======== Text shown ========

Analysis of the 2007-08 Budget Bill: Education

Proposition 98 Priorities

We recommend the Legislature reduce current-year K-14 spending to the minimum permitted under Proposition 98. For the budget year, we recommend the Legislature provide baseline increases for growth and cost-of-living adjustments. These recommendations would generate substantial General Fund savings with only minor impacts to ongoing K-14 programs.

Governor Proposes a “Baseline” Budget

The Governor’s budget proposes a net increase to Proposition 98 expenditures of $1.8 billion in 2007-08 compared to the revised 2006-07 spending level. Figure 1 displays the major funding changes proposed in the budget year. As the figure shows, the budget provides a baseline cost increase of $2.2 billion. A projected 4 percent cost-of-living adjustment accounts for most of the new spending in the budget year ($2.1 billion). Net new funding for attendance adds another $38 million, which consists of growth in the community colleges ($115 million) offset by a projected fall in attendance in K-12 education (-$77 million).


Figure 1

Proposition 98 Expenditure Plan

2007-08 Governor’s Budget



Baseline Adjustments


Cost-of-living adjustment


Attendance growth




Proposed Increases or Reductions


Home-to-School Transportation


Child care federal funds shift


Other K-12 proposals


CCCa proposals







Detail may not total due to rounding.

a  California Community College.


Baseline increases are partially offset by a net reduction of $358 million in Proposition 98 spending that result from several budget-year policy proposals. The budget reflects a $627 million cut in General Fund support due to the proposal to fund the K-12 Home-to-School Transportation program from the state Public Transportation Account (PTA) rather than the General Fund. The administration proposes to permanently reduce the Proposition 98 minimum guarantee (known as “rebenching”) by the same amount, thereby generating long-term General Fund savings from this funding shift.

The budget also includes a $269 million increase for child development programs. This increase in state support would offset a reduction in federal Temporary Assistance for Needy Families funds for the program. The budget uses these federal funds to free up General Fund dollars in the California Work Opportunity and Responsibility to Kids (CalWORKs) program. Thus, similar to the transportation proposal discussed above, the child care proposal would result in General Fund savings. Unlike the transportation proposal, this proposal does not require rebenching the Proposition 98 minimum guarantee.

For the community colleges, the budget includes $115 million for 2 percent growth in the number of new full-time equivalent students. This is $19 million more than what is called for by a new statutory guideline based on underlying growth in the adult population. This guideline calls for 1.65 percent growth. (The $19 million is included in attendance growth in Figure 1 and is not separately identified).

LAO Proposition 98 Forecast—Lower Revenues, Higher Guarantee

Our revenue forecast results in a Proposition 98 minimum guarantee that is $609 million lower for 2006-07 and $261 million higher in 2007-08 than the Governor’s budget. These differences are due primarily to our forecast of lower General Fund revenues. As we discuss in the “Proposition 98 Update” section of this chapter, our estimate of General Fund tax revenues is lower than the administration’s by roughly $940 million in 2006-07 and $500 million in 2007-08.

========

◆ **The task**
Duplicate the passage from the education budget analysis shown above, starting with "The budget also" and going on through "Proposition 98 minimum guarantee.".

======== Records provided ========

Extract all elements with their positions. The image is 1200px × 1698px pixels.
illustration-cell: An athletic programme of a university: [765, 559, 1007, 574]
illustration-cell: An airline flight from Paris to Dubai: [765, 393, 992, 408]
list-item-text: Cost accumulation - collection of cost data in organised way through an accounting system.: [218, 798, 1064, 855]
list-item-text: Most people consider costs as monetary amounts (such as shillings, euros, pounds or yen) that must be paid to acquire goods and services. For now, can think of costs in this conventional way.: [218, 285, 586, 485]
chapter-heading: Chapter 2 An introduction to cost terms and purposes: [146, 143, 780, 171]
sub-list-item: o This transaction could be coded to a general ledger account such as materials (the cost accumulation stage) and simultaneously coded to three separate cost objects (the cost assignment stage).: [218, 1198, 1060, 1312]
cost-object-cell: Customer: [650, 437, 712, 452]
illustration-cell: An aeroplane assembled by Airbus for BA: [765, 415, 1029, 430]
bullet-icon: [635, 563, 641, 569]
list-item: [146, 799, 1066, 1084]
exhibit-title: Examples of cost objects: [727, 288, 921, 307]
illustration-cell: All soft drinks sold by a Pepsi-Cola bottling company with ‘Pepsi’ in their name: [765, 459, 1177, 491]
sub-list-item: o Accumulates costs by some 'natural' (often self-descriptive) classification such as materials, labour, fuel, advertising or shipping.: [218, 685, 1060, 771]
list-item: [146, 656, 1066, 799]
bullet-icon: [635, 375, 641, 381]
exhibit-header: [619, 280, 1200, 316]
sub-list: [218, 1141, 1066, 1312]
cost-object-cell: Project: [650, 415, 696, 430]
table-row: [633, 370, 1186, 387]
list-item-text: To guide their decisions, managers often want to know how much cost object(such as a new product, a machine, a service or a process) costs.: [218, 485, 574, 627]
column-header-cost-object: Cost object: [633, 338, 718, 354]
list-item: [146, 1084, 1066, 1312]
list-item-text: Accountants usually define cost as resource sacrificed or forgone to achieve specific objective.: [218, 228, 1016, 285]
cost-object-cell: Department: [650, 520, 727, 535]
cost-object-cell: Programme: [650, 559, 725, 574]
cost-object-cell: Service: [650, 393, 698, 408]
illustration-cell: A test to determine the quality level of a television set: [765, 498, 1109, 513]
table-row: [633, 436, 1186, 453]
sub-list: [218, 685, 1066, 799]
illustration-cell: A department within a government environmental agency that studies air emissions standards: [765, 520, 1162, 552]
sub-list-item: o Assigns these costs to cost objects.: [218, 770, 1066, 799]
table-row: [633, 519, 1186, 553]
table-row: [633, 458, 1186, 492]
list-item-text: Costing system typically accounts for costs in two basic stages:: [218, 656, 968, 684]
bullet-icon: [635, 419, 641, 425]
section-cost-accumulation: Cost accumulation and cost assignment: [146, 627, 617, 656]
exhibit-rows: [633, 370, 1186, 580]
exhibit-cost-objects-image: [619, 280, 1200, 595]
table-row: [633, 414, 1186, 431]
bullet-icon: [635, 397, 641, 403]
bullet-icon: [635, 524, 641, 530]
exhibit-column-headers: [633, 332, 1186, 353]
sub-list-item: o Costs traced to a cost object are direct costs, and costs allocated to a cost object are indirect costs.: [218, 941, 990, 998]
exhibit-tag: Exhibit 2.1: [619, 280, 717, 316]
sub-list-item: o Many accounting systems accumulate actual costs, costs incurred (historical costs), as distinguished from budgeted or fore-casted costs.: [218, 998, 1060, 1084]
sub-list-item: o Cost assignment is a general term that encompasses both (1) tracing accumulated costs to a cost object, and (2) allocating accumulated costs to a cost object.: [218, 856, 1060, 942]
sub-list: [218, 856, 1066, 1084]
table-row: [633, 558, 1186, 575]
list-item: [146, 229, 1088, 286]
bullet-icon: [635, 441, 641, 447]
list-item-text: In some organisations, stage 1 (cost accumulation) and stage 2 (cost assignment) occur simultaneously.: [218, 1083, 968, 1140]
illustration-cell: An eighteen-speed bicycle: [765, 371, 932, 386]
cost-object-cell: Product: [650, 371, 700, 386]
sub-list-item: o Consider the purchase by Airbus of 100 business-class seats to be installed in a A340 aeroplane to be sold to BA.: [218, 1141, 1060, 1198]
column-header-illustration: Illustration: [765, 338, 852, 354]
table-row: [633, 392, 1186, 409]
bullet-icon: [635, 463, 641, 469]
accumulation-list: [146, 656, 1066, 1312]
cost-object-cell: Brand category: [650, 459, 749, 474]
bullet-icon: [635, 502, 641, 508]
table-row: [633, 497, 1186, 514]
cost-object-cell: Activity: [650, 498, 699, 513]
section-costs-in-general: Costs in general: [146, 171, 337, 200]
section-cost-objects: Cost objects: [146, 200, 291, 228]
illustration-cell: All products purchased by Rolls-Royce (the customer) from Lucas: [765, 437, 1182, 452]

========
======== Records provided ========

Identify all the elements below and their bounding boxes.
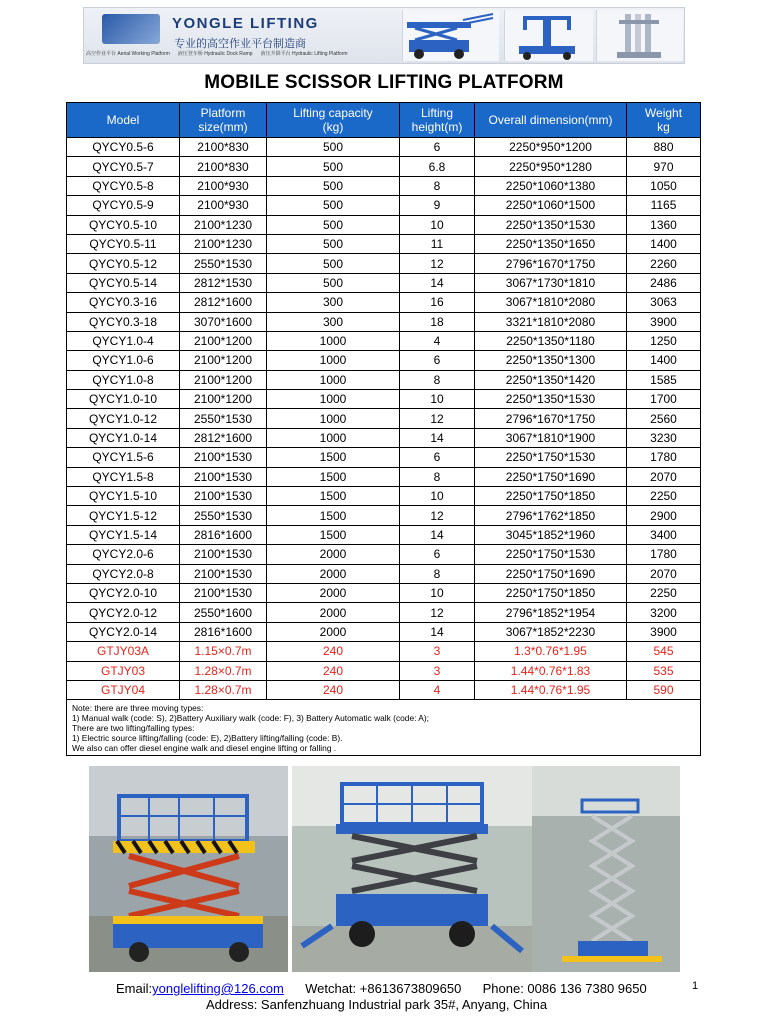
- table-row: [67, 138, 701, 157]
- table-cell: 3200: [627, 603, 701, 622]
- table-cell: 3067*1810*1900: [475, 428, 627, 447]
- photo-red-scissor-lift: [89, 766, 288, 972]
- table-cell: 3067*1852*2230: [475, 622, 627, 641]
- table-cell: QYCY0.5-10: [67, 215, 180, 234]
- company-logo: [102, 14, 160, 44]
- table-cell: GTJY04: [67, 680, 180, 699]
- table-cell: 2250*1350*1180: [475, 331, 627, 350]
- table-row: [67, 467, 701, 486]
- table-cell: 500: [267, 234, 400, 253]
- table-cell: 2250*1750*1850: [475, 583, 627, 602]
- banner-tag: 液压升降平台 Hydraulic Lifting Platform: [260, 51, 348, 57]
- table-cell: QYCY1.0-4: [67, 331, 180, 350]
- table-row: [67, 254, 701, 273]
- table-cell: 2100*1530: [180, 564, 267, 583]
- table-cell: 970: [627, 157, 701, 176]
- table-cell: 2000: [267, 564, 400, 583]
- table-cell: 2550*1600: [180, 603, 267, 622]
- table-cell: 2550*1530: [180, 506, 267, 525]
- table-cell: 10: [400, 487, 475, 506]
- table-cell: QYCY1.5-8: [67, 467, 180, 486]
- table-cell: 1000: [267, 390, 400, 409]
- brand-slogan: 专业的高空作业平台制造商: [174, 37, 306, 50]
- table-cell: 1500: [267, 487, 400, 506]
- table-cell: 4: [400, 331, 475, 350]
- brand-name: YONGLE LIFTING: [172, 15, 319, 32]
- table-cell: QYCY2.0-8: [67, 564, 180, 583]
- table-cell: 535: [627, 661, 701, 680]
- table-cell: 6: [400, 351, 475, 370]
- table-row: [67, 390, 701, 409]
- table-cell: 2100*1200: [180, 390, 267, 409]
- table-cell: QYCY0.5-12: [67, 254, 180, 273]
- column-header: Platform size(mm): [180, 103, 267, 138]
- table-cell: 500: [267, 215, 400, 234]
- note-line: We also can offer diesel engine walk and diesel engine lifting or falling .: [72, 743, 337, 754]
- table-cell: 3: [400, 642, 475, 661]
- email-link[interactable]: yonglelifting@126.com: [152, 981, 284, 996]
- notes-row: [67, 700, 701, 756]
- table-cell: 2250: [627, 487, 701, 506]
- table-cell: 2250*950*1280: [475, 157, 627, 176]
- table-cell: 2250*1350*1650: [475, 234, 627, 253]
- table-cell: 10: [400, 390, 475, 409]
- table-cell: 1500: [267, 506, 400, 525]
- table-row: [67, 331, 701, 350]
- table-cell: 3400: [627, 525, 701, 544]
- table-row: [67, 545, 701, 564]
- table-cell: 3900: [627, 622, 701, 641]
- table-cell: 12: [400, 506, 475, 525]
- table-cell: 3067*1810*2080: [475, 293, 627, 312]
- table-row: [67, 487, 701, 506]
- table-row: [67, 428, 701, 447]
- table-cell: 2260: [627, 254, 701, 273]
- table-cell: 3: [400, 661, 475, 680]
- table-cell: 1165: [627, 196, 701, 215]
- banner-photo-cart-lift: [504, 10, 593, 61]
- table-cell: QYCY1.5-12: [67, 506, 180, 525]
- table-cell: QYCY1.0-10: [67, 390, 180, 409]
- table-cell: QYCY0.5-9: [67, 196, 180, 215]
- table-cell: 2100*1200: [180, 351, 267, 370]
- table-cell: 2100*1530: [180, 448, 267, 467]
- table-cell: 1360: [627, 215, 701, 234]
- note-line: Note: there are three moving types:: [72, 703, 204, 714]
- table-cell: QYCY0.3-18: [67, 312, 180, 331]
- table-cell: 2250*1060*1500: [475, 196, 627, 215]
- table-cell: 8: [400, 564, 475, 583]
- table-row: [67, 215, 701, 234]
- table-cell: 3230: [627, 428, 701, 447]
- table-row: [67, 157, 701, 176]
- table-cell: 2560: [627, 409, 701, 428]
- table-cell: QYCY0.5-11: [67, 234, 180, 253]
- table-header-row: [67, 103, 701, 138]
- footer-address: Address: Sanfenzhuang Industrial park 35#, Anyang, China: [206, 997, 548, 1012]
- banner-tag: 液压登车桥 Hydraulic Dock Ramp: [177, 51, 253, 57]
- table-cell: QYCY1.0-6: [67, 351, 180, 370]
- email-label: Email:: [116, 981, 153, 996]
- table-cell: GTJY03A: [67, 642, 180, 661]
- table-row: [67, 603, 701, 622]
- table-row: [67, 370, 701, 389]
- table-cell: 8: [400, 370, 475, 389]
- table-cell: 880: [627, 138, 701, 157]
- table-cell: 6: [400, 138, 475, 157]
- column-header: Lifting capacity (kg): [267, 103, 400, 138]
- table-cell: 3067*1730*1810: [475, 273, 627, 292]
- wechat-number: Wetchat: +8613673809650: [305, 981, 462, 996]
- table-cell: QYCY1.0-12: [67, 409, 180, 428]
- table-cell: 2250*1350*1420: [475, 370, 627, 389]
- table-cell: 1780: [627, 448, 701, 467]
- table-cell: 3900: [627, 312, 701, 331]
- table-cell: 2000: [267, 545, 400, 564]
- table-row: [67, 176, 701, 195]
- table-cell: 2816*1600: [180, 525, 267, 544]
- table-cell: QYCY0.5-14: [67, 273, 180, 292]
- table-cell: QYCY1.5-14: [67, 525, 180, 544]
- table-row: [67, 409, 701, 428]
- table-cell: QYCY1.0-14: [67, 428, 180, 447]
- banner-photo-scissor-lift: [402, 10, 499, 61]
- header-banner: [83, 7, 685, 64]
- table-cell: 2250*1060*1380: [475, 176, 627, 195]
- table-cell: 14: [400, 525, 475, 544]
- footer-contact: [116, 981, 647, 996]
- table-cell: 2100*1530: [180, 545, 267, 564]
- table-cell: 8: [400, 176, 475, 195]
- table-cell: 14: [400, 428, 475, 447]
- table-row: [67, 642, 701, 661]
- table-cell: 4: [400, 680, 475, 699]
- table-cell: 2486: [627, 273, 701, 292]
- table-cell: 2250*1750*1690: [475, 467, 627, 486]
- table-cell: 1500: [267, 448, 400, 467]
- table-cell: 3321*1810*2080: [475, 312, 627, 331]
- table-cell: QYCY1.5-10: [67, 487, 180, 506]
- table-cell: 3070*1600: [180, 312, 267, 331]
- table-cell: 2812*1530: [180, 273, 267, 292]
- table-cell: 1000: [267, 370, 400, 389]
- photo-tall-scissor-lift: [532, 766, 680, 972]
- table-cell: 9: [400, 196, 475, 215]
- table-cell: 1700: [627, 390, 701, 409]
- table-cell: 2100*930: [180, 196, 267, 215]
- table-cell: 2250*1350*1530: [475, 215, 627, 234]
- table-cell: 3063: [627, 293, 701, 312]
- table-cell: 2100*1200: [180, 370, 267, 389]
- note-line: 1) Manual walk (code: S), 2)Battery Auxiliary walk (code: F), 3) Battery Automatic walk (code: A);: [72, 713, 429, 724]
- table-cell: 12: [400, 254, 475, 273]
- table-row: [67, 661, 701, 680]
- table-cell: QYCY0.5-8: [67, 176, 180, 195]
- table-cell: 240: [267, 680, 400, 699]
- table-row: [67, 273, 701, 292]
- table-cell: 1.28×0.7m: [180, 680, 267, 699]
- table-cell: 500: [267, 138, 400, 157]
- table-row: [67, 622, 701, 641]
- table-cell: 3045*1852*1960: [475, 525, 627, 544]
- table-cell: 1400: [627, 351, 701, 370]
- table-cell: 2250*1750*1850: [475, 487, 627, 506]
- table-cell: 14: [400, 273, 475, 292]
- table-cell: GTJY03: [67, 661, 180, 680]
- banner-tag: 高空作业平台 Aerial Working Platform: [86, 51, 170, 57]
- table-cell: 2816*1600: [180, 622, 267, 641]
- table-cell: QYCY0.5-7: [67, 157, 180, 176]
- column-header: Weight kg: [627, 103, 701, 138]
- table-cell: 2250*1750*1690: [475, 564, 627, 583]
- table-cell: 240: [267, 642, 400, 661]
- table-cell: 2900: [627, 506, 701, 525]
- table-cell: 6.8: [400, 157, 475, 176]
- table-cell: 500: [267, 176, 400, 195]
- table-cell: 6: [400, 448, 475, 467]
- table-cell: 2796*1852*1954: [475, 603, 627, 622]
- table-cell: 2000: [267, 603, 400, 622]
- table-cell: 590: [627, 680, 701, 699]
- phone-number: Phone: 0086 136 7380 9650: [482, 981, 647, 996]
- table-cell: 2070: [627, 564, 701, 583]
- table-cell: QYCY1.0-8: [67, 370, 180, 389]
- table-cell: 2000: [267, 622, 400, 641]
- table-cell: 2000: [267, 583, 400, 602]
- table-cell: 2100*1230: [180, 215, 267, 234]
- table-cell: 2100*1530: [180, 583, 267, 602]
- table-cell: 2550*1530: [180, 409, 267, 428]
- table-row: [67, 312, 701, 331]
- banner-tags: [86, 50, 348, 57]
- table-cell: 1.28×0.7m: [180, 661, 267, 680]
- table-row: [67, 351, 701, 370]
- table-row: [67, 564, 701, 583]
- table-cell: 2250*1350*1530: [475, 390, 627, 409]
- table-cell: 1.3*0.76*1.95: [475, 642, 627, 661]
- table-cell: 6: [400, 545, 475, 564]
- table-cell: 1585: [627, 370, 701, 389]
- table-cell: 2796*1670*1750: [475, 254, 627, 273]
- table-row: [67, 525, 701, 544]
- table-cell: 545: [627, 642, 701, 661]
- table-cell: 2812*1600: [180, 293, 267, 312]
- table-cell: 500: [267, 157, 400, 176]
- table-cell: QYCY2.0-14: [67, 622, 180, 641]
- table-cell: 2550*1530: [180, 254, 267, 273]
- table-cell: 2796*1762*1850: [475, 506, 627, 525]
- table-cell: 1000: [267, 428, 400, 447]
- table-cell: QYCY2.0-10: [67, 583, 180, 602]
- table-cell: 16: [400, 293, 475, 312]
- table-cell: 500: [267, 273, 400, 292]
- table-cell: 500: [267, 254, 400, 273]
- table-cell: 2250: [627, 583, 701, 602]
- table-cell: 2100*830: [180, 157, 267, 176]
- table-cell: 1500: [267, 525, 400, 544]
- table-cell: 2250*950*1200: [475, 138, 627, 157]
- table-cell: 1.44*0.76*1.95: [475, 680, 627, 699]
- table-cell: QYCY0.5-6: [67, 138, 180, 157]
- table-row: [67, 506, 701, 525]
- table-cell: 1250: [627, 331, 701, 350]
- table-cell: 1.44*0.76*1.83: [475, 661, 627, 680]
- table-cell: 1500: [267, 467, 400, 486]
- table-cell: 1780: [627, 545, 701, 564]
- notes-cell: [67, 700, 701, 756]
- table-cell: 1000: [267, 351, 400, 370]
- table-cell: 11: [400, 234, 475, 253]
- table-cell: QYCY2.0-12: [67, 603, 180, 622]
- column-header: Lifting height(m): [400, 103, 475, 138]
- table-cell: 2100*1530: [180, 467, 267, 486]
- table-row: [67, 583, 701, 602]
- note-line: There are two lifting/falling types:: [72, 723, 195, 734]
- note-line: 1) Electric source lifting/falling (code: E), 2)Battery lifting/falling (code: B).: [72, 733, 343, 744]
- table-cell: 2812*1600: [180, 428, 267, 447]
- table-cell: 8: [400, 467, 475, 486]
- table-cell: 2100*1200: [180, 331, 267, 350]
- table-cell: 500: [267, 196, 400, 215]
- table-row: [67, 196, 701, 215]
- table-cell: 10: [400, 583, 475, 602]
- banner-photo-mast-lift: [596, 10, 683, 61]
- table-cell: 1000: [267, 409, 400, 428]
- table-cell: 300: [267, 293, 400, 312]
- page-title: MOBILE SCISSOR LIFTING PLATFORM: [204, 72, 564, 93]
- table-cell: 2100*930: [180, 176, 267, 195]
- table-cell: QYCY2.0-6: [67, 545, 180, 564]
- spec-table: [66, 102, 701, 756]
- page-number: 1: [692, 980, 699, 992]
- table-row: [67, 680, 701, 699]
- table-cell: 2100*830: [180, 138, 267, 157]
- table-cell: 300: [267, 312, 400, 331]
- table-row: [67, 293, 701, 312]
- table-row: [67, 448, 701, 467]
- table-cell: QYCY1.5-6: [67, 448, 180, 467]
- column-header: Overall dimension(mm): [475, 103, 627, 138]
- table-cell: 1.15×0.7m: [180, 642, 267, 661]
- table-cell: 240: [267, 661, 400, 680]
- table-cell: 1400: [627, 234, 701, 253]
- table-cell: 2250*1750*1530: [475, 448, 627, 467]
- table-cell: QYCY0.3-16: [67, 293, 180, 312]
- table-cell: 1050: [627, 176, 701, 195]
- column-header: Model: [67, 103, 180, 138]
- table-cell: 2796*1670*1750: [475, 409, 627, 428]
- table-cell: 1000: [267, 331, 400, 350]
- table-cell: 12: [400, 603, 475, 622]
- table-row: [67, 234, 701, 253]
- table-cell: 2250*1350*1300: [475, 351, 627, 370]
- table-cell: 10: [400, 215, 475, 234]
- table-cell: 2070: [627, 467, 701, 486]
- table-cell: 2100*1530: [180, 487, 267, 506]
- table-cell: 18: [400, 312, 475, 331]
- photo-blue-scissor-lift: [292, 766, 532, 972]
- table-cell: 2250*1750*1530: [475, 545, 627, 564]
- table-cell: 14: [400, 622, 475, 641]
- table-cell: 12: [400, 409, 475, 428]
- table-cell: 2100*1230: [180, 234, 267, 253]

========

◆ **Reply to the task**
The budget also includes a $269 million increase for child development programs. This increase in state support would offset a reduction in federal Temporary Assistance for Needy Families funds for the program. The budget uses these federal funds to free up General Fund dollars in the California Work Opportunity and Responsibility to Kids (CalWORKs) program. Thus, similar to the transportation proposal discussed above, the child care proposal would result in General Fund savings. Unlike the transportation proposal, this proposal does not require rebenching the Proposition 98 minimum guarantee.